(Layout dataset entries)
######

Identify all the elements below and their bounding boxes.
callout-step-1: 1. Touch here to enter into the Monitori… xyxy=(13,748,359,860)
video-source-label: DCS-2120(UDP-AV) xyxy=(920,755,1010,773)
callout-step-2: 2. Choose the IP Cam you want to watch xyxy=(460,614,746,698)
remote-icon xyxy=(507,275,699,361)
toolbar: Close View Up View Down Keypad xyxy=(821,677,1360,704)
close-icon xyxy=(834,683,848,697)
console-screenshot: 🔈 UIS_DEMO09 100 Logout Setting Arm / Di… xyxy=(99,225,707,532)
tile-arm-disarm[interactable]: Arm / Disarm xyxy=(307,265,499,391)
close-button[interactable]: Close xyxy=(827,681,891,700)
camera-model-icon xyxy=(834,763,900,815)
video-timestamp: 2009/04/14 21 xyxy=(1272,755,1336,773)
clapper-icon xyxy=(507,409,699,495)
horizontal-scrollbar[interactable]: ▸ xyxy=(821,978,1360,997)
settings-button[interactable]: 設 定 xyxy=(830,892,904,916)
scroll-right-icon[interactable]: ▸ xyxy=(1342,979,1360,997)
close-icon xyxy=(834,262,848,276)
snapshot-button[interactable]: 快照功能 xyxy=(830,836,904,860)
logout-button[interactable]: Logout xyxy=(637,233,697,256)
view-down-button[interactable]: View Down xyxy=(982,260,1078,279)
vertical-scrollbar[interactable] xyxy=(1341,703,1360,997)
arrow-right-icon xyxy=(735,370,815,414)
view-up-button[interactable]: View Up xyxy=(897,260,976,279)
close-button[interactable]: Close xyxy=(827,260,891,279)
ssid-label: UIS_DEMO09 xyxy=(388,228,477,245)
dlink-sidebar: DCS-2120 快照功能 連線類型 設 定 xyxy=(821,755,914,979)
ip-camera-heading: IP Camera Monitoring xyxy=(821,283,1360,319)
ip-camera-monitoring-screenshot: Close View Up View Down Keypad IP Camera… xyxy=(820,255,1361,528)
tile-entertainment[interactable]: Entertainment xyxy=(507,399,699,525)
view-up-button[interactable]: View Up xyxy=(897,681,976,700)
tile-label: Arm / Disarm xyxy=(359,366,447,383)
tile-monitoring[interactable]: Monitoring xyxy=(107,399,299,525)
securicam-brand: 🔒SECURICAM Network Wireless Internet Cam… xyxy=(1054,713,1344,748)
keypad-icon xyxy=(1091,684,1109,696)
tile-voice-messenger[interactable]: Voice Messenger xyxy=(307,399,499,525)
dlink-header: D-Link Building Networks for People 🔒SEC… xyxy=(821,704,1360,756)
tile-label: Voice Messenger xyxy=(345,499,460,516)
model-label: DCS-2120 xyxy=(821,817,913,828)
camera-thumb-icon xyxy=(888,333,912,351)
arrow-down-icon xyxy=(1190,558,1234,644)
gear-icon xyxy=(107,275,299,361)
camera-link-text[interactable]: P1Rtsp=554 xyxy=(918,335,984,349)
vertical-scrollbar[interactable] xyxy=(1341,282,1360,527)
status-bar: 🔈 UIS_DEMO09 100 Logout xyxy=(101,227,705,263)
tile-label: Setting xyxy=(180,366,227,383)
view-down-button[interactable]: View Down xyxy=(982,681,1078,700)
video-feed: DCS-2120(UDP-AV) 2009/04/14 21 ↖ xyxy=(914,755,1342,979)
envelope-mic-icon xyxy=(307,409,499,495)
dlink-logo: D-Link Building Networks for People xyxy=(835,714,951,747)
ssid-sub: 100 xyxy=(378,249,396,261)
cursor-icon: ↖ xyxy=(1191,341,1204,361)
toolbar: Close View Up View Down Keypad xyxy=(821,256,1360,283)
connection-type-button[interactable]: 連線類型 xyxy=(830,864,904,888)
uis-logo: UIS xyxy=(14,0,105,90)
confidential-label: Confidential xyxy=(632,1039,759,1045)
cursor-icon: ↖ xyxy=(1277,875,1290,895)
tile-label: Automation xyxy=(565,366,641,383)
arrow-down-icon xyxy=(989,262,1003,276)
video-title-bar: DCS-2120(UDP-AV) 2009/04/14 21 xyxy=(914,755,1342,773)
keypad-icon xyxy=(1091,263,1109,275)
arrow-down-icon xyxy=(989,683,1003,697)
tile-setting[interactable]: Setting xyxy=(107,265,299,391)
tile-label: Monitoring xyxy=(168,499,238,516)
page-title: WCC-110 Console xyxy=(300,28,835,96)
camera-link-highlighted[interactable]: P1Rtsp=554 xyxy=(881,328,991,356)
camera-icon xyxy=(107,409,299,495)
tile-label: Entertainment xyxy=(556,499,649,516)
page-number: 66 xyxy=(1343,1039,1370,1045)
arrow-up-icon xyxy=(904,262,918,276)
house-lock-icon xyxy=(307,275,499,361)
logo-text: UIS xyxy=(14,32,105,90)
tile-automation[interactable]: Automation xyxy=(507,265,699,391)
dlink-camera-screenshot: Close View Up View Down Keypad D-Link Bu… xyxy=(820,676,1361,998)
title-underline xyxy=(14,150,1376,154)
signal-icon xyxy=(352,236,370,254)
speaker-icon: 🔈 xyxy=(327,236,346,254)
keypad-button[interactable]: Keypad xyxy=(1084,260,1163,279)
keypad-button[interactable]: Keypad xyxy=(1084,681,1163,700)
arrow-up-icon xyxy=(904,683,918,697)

######

## [Directive]
Rewrite every line of the listing above as a numbered list, dropping any blank lines.

## [The output]
1. Identify all the elements below and their bounding boxes.
2. callout-step-1: 1. Touch here to enter into the Monitori… xyxy=(13,748,359,860)
3. video-source-label: DCS-2120(UDP-AV) xyxy=(920,755,1010,773)
4. callout-step-2: 2. Choose the IP Cam you want to watch xyxy=(460,614,746,698)
5. remote-icon xyxy=(507,275,699,361)
6. toolbar: Close View Up View Down Keypad xyxy=(821,677,1360,704)
7. close-icon xyxy=(834,683,848,697)
8. console-screenshot: 🔈 UIS_DEMO09 100 Logout Setting Arm / Di… xyxy=(99,225,707,532)
9. tile-arm-disarm[interactable]: Arm / Disarm xyxy=(307,265,499,391)
10. close-button[interactable]: Close xyxy=(827,681,891,700)
11. camera-model-icon xyxy=(834,763,900,815)
12. video-timestamp: 2009/04/14 21 xyxy=(1272,755,1336,773)
13. clapper-icon xyxy=(507,409,699,495)
14. horizontal-scrollbar[interactable]: ▸ xyxy=(821,978,1360,997)
15. settings-button[interactable]: 設 定 xyxy=(830,892,904,916)
16. scroll-right-icon[interactable]: ▸ xyxy=(1342,979,1360,997)
17. close-icon xyxy=(834,262,848,276)
18. snapshot-button[interactable]: 快照功能 xyxy=(830,836,904,860)
19. logout-button[interactable]: Logout xyxy=(637,233,697,256)
20. view-down-button[interactable]: View Down xyxy=(982,260,1078,279)
21. vertical-scrollbar[interactable] xyxy=(1341,703,1360,997)
22. arrow-right-icon xyxy=(735,370,815,414)
23. view-up-button[interactable]: View Up xyxy=(897,260,976,279)
24. close-button[interactable]: Close xyxy=(827,260,891,279)
25. ssid-label: UIS_DEMO09 xyxy=(388,228,477,245)
26. dlink-sidebar: DCS-2120 快照功能 連線類型 設 定 xyxy=(821,755,914,979)
27. ip-camera-heading: IP Camera Monitoring xyxy=(821,283,1360,319)
28. ip-camera-monitoring-screenshot: Close View Up View Down Keypad IP Camera… xyxy=(820,255,1361,528)
29. tile-entertainment[interactable]: Entertainment xyxy=(507,399,699,525)
30. view-up-button[interactable]: View Up xyxy=(897,681,976,700)
31. tile-label: Arm / Disarm xyxy=(359,366,447,383)
32. tile-monitoring[interactable]: Monitoring xyxy=(107,399,299,525)
33. securicam-brand: 🔒SECURICAM Network Wireless Internet Cam… xyxy=(1054,713,1344,748)
34. keypad-icon xyxy=(1091,684,1109,696)
35. tile-voice-messenger[interactable]: Voice Messenger xyxy=(307,399,499,525)
36. dlink-header: D-Link Building Networks for People 🔒SEC… xyxy=(821,704,1360,756)
37. tile-label: Voice Messenger xyxy=(345,499,460,516)
38. model-label: DCS-2120 xyxy=(821,817,913,828)
39. camera-thumb-icon xyxy=(888,333,912,351)
40. arrow-down-icon xyxy=(1190,558,1234,644)
41. gear-icon xyxy=(107,275,299,361)
42. camera-link-text[interactable]: P1Rtsp=554 xyxy=(918,335,984,349)
43. vertical-scrollbar[interactable] xyxy=(1341,282,1360,527)
44. status-bar: 🔈 UIS_DEMO09 100 Logout xyxy=(101,227,705,263)
45. tile-label: Setting xyxy=(180,366,227,383)
46. view-down-button[interactable]: View Down xyxy=(982,681,1078,700)
47. video-feed: DCS-2120(UDP-AV) 2009/04/14 21 ↖ xyxy=(914,755,1342,979)
48. envelope-mic-icon xyxy=(307,409,499,495)
49. dlink-logo: D-Link Building Networks for People xyxy=(835,714,951,747)
50. ssid-sub: 100 xyxy=(378,249,396,261)
51. cursor-icon: ↖ xyxy=(1191,341,1204,361)
52. toolbar: Close View Up View Down Keypad xyxy=(821,256,1360,283)
53. connection-type-button[interactable]: 連線類型 xyxy=(830,864,904,888)
54. uis-logo: UIS xyxy=(14,0,105,90)
55. confidential-label: Confidential xyxy=(632,1039,759,1045)
56. cursor-icon: ↖ xyxy=(1277,875,1290,895)
57. tile-label: Automation xyxy=(565,366,641,383)
58. arrow-down-icon xyxy=(989,262,1003,276)
59. video-title-bar: DCS-2120(UDP-AV) 2009/04/14 21 xyxy=(914,755,1342,773)
60. keypad-icon xyxy=(1091,263,1109,275)
61. arrow-down-icon xyxy=(989,683,1003,697)
62. tile-setting[interactable]: Setting xyxy=(107,265,299,391)
63. tile-label: Monitoring xyxy=(168,499,238,516)
64. page-title: WCC-110 Console xyxy=(300,28,835,96)
65. camera-link-highlighted[interactable]: P1Rtsp=554 xyxy=(881,328,991,356)
66. camera-icon xyxy=(107,409,299,495)
67. tile-label: Entertainment xyxy=(556,499,649,516)
68. page-number: 66 xyxy=(1343,1039,1370,1045)
69. arrow-up-icon xyxy=(904,262,918,276)
70. house-lock-icon xyxy=(307,275,499,361)
71. logo-text: UIS xyxy=(14,32,105,90)
72. tile-automation[interactable]: Automation xyxy=(507,265,699,391)
73. dlink-camera-screenshot: Close View Up View Down Keypad D-Link Bu… xyxy=(820,676,1361,998)
74. title-underline xyxy=(14,150,1376,154)
75. signal-icon xyxy=(352,236,370,254)
76. speaker-icon: 🔈 xyxy=(327,236,346,254)
77. keypad-button[interactable]: Keypad xyxy=(1084,260,1163,279)
78. keypad-button[interactable]: Keypad xyxy=(1084,681,1163,700)
79. arrow-up-icon xyxy=(904,683,918,697)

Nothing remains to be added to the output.